_GIVEN REQUEST_:
Filter the data below for the string "Panticosa" and copy each matching line.

_Source records_:
-- START --

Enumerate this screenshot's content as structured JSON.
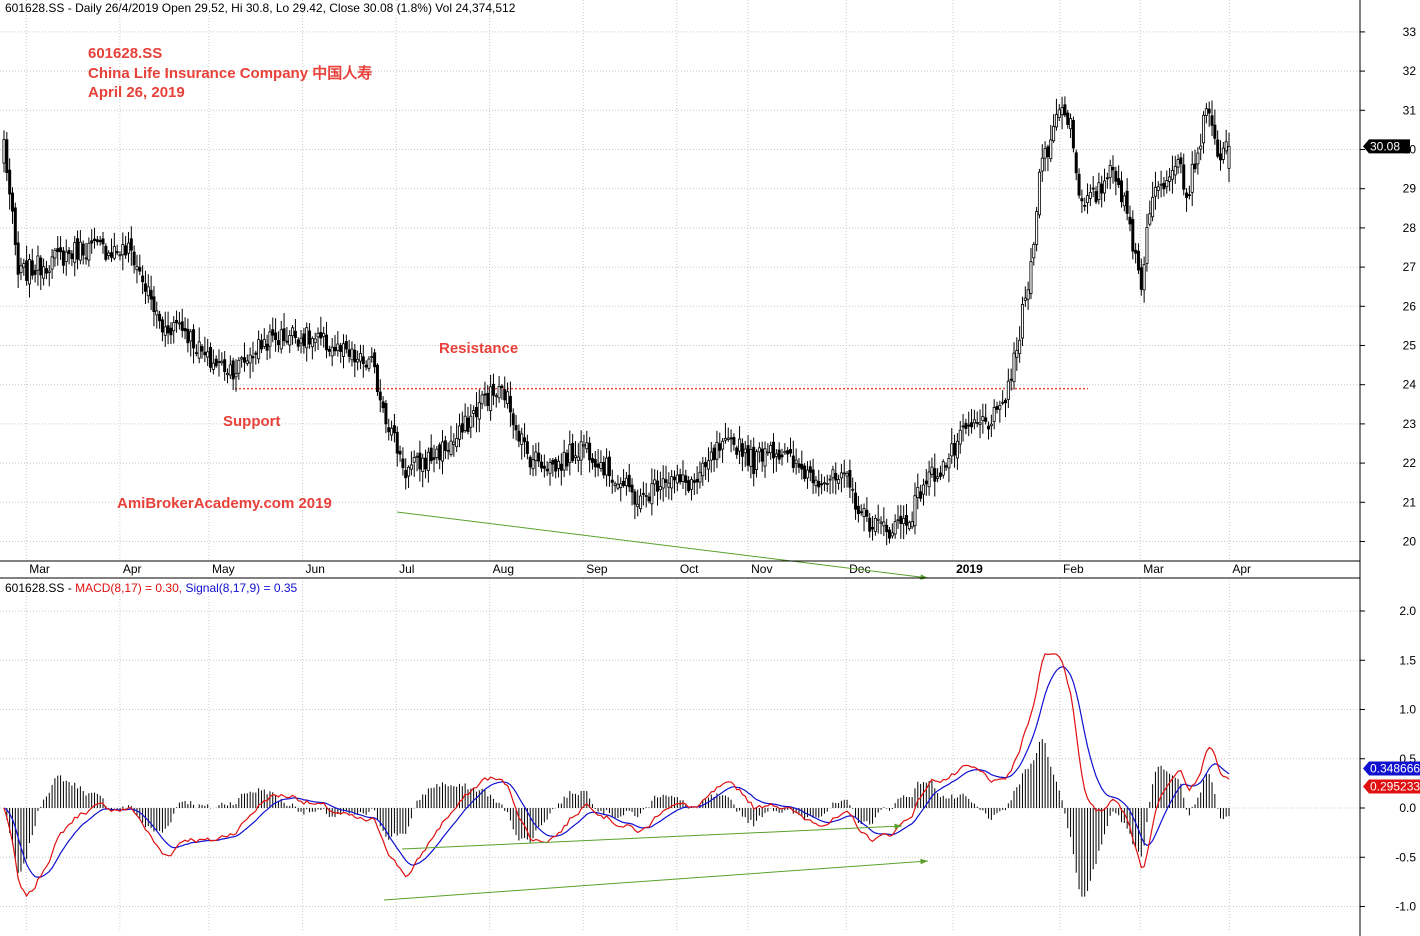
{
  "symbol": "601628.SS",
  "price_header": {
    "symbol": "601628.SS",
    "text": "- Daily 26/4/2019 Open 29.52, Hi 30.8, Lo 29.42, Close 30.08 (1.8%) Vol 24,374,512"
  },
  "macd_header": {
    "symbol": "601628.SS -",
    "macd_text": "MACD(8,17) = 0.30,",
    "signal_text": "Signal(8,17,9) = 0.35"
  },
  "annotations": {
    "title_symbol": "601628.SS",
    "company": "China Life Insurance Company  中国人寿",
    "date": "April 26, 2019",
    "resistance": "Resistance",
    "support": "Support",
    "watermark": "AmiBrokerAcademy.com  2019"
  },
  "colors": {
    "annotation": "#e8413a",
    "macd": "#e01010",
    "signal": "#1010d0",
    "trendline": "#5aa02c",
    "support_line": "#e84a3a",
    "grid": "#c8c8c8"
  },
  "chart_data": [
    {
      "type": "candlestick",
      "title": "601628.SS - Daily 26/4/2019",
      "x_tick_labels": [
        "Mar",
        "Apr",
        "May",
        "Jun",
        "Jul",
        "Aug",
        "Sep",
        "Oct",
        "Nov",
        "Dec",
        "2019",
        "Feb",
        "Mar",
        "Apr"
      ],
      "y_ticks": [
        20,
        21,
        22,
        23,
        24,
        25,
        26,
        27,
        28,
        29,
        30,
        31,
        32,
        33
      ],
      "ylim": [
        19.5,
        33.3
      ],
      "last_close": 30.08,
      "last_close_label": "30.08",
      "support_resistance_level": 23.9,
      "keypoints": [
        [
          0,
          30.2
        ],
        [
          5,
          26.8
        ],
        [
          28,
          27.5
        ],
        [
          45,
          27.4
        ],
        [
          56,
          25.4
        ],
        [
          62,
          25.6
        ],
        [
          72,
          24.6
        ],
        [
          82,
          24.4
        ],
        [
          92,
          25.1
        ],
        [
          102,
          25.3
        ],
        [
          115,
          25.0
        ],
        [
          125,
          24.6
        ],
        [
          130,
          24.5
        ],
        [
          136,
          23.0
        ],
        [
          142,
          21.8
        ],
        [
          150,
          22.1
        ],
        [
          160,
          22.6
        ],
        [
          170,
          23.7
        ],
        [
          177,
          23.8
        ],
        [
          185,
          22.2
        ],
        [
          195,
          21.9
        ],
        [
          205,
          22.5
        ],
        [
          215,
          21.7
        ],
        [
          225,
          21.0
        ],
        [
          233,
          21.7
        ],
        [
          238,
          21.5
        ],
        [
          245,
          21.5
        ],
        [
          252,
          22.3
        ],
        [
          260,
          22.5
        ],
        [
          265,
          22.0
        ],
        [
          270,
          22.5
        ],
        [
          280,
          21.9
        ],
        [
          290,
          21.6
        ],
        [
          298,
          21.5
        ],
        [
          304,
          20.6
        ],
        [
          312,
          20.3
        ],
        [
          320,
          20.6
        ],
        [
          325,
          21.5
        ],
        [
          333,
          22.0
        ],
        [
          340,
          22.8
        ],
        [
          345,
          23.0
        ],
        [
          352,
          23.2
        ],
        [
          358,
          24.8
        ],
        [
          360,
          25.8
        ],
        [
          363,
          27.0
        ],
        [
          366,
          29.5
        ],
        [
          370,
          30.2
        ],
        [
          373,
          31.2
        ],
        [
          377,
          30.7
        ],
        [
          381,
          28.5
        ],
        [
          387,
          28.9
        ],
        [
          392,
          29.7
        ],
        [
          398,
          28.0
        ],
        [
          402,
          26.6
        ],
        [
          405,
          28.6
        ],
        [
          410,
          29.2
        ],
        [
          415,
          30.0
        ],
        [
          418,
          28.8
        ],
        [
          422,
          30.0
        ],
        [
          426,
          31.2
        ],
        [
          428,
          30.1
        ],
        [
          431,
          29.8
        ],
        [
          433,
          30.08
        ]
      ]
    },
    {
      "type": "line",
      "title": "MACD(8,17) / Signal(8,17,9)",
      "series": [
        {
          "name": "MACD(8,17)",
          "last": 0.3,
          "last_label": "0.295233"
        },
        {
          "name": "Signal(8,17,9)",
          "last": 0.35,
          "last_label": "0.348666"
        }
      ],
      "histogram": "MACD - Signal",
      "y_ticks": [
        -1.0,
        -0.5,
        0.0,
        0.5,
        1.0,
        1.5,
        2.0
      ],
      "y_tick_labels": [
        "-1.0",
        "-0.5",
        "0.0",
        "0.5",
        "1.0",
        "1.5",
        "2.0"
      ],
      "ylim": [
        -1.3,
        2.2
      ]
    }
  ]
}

-- END --
-- START --

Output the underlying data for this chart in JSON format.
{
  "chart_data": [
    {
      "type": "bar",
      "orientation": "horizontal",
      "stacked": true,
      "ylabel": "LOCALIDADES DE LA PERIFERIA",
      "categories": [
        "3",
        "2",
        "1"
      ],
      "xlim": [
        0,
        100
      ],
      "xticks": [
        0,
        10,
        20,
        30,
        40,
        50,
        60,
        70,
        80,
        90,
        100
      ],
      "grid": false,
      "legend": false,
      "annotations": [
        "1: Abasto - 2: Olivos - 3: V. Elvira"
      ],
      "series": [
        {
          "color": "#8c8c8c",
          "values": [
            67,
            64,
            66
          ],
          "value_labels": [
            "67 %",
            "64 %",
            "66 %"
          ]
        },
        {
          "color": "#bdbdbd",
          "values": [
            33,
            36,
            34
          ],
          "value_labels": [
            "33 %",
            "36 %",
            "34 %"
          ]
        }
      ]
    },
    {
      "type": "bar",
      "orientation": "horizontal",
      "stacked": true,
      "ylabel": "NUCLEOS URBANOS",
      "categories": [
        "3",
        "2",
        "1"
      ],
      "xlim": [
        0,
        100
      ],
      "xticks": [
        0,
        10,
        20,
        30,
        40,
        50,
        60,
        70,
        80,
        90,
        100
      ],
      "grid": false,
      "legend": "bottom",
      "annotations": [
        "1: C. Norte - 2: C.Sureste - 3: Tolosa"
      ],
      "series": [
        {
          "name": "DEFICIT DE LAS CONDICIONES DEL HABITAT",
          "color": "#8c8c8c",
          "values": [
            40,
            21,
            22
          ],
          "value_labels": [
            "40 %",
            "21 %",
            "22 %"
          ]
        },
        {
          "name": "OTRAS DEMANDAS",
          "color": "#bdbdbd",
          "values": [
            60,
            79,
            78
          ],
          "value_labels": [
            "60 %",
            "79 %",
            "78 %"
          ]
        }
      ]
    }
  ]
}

-- END --
-- START --

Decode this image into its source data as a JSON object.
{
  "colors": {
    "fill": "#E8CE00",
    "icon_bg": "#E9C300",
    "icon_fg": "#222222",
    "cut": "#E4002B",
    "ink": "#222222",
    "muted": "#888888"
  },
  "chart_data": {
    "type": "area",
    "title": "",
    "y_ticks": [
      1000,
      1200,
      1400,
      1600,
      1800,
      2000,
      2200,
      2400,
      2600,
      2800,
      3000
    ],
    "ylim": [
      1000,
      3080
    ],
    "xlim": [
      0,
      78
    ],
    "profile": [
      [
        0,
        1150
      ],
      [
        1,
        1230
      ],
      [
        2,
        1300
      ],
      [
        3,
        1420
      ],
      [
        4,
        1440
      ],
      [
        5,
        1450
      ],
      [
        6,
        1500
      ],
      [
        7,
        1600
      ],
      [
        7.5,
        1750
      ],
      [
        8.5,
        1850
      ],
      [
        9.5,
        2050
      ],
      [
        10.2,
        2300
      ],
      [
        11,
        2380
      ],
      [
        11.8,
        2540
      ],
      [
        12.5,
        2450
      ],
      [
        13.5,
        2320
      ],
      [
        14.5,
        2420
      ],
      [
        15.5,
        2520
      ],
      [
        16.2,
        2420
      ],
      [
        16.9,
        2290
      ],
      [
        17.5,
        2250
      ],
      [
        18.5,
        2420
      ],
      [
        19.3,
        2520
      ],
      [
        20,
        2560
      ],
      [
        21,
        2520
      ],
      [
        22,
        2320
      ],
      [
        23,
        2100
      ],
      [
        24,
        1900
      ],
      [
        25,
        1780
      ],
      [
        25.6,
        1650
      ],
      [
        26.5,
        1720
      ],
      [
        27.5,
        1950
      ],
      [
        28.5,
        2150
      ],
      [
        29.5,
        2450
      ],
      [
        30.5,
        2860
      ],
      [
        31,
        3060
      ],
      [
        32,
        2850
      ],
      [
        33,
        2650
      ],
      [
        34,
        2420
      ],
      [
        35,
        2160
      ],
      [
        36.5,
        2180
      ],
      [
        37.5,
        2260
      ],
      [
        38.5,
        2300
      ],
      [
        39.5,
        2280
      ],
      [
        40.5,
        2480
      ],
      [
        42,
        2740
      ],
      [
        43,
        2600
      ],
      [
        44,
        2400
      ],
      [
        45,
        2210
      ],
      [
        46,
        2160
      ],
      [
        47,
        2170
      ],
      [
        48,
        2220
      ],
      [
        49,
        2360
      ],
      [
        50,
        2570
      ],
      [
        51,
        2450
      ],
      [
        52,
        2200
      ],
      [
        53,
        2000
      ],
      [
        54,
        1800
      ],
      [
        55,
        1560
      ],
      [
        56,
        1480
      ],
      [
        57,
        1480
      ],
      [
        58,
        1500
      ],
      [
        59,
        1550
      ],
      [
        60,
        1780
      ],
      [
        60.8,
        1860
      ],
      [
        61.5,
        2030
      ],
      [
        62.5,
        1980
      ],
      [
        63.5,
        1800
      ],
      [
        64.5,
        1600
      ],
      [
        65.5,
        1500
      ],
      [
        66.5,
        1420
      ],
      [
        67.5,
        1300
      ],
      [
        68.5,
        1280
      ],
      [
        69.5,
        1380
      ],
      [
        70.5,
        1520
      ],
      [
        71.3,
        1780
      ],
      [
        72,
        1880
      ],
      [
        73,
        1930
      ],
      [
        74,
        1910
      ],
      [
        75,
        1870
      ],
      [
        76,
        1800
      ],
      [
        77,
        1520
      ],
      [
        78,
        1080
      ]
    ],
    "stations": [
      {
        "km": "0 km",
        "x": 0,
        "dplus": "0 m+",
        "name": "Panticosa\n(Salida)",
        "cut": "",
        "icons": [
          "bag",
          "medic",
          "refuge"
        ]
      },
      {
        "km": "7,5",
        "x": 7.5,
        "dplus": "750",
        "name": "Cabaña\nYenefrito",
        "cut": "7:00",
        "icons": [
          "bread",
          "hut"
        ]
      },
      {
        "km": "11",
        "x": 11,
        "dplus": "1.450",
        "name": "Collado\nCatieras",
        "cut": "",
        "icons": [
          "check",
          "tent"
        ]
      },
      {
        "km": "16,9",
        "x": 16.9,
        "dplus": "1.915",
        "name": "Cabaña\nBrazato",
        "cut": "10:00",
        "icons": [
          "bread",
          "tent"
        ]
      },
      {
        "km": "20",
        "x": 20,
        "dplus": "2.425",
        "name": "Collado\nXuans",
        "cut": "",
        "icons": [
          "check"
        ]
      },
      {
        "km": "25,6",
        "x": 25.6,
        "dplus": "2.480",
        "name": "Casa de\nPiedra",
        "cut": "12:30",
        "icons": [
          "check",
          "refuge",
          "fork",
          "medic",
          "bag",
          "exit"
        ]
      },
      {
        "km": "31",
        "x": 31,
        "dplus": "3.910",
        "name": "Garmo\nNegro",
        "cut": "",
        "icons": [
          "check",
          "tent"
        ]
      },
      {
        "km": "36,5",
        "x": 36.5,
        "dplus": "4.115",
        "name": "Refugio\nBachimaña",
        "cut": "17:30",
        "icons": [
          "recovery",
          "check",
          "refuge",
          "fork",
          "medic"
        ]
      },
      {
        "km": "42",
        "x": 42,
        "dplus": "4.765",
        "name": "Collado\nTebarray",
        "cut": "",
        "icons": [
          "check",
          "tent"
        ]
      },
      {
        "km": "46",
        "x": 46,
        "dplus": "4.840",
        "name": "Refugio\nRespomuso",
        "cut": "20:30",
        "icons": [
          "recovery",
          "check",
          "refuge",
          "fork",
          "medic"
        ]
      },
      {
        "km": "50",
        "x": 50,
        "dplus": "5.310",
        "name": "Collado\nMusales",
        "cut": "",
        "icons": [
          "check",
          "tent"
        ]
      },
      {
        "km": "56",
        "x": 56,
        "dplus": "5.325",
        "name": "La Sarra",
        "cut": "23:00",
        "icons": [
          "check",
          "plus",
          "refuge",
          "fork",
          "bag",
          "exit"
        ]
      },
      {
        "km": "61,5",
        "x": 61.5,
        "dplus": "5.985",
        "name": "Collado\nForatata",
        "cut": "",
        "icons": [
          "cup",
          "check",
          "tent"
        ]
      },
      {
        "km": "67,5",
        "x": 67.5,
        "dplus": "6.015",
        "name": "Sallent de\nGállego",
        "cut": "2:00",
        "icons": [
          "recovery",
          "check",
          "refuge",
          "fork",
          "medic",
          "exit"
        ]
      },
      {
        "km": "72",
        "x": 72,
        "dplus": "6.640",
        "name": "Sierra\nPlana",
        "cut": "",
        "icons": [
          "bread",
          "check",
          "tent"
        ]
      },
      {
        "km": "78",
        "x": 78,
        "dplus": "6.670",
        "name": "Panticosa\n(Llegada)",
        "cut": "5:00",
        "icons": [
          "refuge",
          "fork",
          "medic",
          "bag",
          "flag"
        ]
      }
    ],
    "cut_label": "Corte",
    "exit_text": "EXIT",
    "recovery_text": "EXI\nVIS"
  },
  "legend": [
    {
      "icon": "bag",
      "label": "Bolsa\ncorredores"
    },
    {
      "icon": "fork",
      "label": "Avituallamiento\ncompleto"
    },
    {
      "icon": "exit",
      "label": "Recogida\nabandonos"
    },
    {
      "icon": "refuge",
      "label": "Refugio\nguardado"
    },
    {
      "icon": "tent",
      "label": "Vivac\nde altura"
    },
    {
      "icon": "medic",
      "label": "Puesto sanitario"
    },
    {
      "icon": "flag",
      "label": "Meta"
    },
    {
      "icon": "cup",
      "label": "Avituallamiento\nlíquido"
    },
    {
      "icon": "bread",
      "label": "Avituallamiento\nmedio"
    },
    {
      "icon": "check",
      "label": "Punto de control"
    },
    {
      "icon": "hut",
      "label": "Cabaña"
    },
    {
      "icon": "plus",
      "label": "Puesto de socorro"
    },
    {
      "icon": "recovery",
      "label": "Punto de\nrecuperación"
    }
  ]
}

-- END --

_THE REPLY_:
        "name": "Panticosa\n(Salida)",
        "name": "Panticosa\n(Llegada)",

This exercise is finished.